## WORK TO DO:
Each record below should be output verbatim, without pictures.
##### DATASET EXCERPTS
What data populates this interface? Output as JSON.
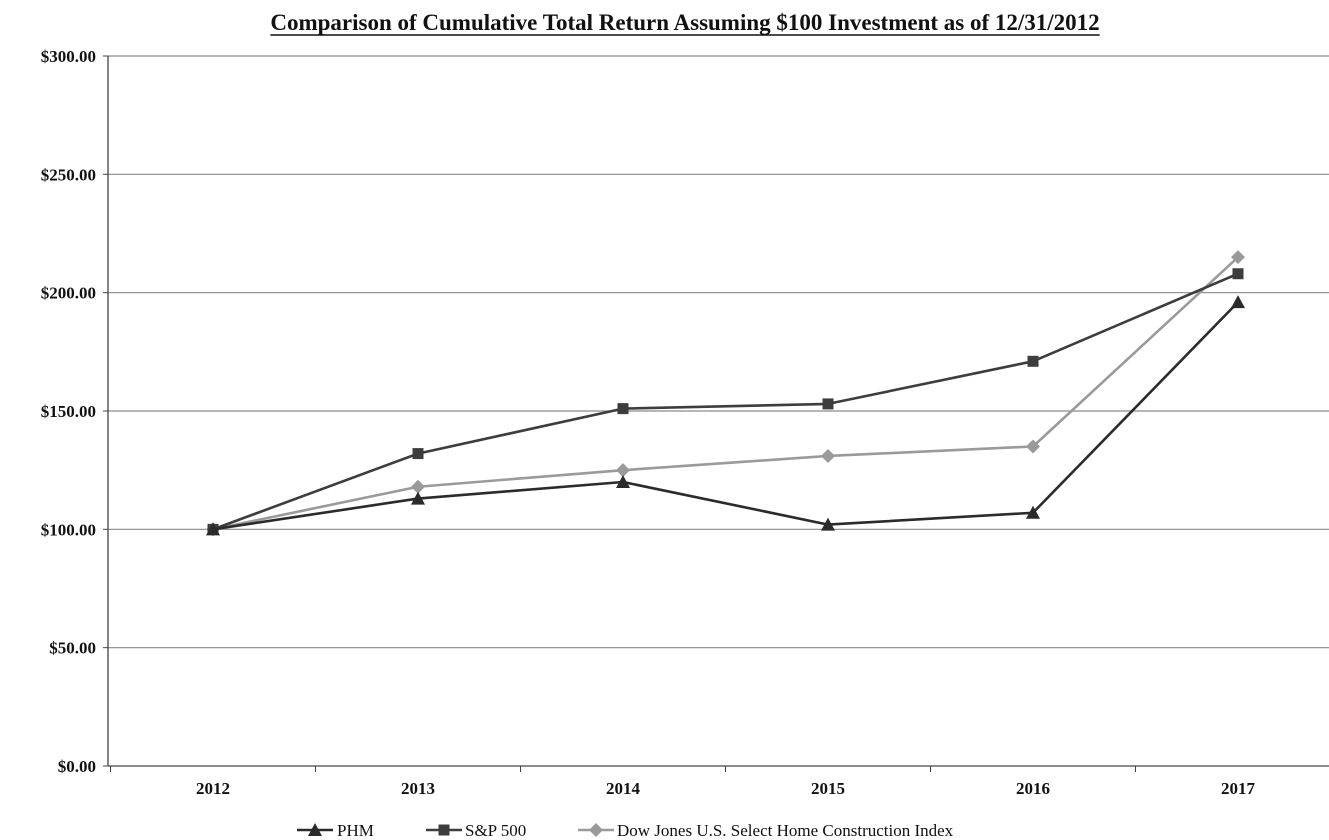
{
  "chart_data": {
    "type": "line",
    "title": "Comparison of Cumulative Total Return Assuming $100 Investment as of 12/31/2012",
    "xlabel": "",
    "ylabel": "",
    "categories": [
      "2012",
      "2013",
      "2014",
      "2015",
      "2016",
      "2017"
    ],
    "ylim": [
      0,
      300
    ],
    "y_ticks": [
      0,
      50,
      100,
      150,
      200,
      250,
      300
    ],
    "y_tick_labels": [
      "$0.00",
      "$50.00",
      "$100.00",
      "$150.00",
      "$200.00",
      "$250.00",
      "$300.00"
    ],
    "grid": true,
    "legend_position": "bottom",
    "series": [
      {
        "name": "PHM",
        "marker": "triangle",
        "color": "#2b2b2b",
        "values": [
          100,
          113,
          120,
          102,
          107,
          196
        ]
      },
      {
        "name": "S&P 500",
        "marker": "square",
        "color": "#3d3d3d",
        "values": [
          100,
          132,
          151,
          153,
          171,
          208
        ]
      },
      {
        "name": "Dow Jones U.S. Select Home Construction Index",
        "marker": "diamond",
        "color": "#9a9a9a",
        "values": [
          100,
          118,
          125,
          131,
          135,
          215
        ]
      }
    ]
  }
}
##########
## CORRECT RESPONSE:
What data populates this interface? Output as JSON.
{
  "chart_data": {
    "type": "line",
    "title": "Comparison of Cumulative Total Return Assuming $100 Investment as of 12/31/2012",
    "xlabel": "",
    "ylabel": "",
    "categories": [
      "2012",
      "2013",
      "2014",
      "2015",
      "2016",
      "2017"
    ],
    "ylim": [
      0,
      300
    ],
    "y_ticks": [
      0,
      50,
      100,
      150,
      200,
      250,
      300
    ],
    "y_tick_labels": [
      "$0.00",
      "$50.00",
      "$100.00",
      "$150.00",
      "$200.00",
      "$250.00",
      "$300.00"
    ],
    "grid": true,
    "legend_position": "bottom",
    "series": [
      {
        "name": "PHM",
        "marker": "triangle",
        "color": "#2b2b2b",
        "values": [
          100,
          113,
          120,
          102,
          107,
          196
        ]
      },
      {
        "name": "S&P 500",
        "marker": "square",
        "color": "#3d3d3d",
        "values": [
          100,
          132,
          151,
          153,
          171,
          208
        ]
      },
      {
        "name": "Dow Jones U.S. Select Home Construction Index",
        "marker": "diamond",
        "color": "#9a9a9a",
        "values": [
          100,
          118,
          125,
          131,
          135,
          215
        ]
      }
    ]
  }
}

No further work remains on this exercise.